Brief ▸ From the records, pick out and copy each line containing "title".
>> begin
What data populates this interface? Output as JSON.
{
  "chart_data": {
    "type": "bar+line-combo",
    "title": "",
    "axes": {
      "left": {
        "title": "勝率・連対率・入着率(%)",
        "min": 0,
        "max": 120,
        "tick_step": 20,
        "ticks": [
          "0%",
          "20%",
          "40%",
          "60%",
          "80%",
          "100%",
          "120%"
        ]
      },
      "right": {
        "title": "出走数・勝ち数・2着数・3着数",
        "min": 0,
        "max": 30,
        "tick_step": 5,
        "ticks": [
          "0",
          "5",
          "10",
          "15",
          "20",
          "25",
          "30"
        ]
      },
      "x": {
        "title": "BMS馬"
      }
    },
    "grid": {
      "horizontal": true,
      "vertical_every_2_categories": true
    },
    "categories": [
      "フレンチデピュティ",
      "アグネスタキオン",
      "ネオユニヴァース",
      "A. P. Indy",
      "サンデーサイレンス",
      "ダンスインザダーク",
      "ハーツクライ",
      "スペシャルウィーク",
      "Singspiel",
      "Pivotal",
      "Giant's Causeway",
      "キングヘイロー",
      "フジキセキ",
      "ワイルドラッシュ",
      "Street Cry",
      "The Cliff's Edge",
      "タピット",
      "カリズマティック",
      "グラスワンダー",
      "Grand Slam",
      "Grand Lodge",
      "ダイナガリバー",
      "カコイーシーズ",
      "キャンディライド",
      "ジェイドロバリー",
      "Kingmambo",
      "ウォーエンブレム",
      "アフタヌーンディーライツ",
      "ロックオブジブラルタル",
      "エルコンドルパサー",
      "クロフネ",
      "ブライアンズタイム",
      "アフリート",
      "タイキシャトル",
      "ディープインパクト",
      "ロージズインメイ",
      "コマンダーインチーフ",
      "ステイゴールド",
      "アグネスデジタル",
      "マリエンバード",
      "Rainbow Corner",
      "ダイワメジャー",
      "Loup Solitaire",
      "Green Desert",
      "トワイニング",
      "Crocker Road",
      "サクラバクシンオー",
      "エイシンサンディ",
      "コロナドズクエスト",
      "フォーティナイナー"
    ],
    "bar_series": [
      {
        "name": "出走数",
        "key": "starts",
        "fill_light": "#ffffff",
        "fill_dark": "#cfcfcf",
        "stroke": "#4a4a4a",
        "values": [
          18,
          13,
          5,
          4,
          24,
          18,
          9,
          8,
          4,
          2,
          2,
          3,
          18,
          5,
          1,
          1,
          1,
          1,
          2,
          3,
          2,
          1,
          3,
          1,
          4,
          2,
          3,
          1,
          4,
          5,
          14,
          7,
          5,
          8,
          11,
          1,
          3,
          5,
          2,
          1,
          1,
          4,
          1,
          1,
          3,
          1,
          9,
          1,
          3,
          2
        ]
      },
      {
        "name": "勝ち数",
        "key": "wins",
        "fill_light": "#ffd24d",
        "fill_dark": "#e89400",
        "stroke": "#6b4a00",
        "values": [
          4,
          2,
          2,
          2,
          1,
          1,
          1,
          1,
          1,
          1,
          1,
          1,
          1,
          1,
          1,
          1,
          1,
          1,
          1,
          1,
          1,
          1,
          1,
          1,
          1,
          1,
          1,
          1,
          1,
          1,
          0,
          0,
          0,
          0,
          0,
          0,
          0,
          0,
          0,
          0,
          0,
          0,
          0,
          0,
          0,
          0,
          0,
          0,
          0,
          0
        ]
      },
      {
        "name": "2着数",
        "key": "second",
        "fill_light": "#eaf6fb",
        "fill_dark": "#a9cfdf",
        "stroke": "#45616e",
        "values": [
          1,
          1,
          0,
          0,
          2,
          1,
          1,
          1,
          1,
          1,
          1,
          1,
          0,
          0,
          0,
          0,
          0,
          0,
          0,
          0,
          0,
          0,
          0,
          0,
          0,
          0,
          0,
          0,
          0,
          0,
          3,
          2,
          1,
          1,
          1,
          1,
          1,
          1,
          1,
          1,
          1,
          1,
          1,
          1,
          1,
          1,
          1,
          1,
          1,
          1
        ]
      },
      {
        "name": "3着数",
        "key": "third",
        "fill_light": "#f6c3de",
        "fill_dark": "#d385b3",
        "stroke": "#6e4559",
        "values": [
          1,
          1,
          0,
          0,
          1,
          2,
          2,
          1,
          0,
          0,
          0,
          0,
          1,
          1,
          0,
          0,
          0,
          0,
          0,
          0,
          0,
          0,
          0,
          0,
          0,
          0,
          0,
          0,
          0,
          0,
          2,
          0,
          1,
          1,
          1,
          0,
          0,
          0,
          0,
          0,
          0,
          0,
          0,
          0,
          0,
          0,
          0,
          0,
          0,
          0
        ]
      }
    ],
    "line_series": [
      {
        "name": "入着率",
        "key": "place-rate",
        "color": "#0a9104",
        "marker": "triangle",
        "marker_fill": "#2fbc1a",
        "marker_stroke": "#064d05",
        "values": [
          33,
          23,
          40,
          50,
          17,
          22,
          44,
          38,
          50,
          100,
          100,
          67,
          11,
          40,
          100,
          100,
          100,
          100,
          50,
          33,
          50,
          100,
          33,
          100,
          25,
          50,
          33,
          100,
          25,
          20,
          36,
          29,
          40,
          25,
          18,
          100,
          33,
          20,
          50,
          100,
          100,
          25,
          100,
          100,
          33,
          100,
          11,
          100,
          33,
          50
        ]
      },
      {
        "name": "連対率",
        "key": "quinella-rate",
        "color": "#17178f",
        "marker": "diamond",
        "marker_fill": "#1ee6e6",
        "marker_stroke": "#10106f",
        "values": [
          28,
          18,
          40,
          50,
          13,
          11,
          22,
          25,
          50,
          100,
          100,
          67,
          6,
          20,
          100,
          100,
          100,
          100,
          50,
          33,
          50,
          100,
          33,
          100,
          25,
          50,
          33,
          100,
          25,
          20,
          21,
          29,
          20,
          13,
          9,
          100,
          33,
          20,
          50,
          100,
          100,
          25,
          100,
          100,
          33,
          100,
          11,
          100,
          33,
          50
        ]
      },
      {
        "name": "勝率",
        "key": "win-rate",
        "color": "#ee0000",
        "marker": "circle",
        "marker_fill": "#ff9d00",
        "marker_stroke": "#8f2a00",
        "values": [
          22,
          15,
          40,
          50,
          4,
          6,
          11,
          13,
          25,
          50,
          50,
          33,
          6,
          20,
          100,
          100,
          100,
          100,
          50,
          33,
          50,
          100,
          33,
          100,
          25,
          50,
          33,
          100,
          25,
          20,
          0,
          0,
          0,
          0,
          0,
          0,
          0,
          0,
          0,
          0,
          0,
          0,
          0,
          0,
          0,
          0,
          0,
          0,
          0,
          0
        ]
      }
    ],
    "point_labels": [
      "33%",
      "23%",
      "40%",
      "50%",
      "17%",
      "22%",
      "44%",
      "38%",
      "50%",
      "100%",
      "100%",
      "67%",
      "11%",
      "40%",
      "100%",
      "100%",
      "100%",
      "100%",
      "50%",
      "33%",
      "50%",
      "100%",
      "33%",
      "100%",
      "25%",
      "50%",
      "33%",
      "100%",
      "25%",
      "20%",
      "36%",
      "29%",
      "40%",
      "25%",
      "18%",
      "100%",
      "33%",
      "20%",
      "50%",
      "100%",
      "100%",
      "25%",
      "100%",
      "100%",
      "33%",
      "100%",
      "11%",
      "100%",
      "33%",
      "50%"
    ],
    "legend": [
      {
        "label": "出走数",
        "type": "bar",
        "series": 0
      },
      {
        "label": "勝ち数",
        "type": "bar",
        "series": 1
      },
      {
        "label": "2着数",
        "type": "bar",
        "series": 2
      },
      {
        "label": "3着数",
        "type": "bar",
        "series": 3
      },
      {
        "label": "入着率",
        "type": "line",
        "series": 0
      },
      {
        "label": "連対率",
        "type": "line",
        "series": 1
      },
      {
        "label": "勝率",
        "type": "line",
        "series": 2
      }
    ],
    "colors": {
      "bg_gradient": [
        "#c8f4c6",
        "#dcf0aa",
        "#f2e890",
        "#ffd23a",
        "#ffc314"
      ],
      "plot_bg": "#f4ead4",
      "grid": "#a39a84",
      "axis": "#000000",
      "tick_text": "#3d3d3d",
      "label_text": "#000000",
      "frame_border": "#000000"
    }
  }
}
>> end
Full response ▸
    "title": "",
        "title": "勝率・連対率・入着率(%)",
        "title": "出走数・勝ち数・2着数・3着数",
        "title": "BMS馬"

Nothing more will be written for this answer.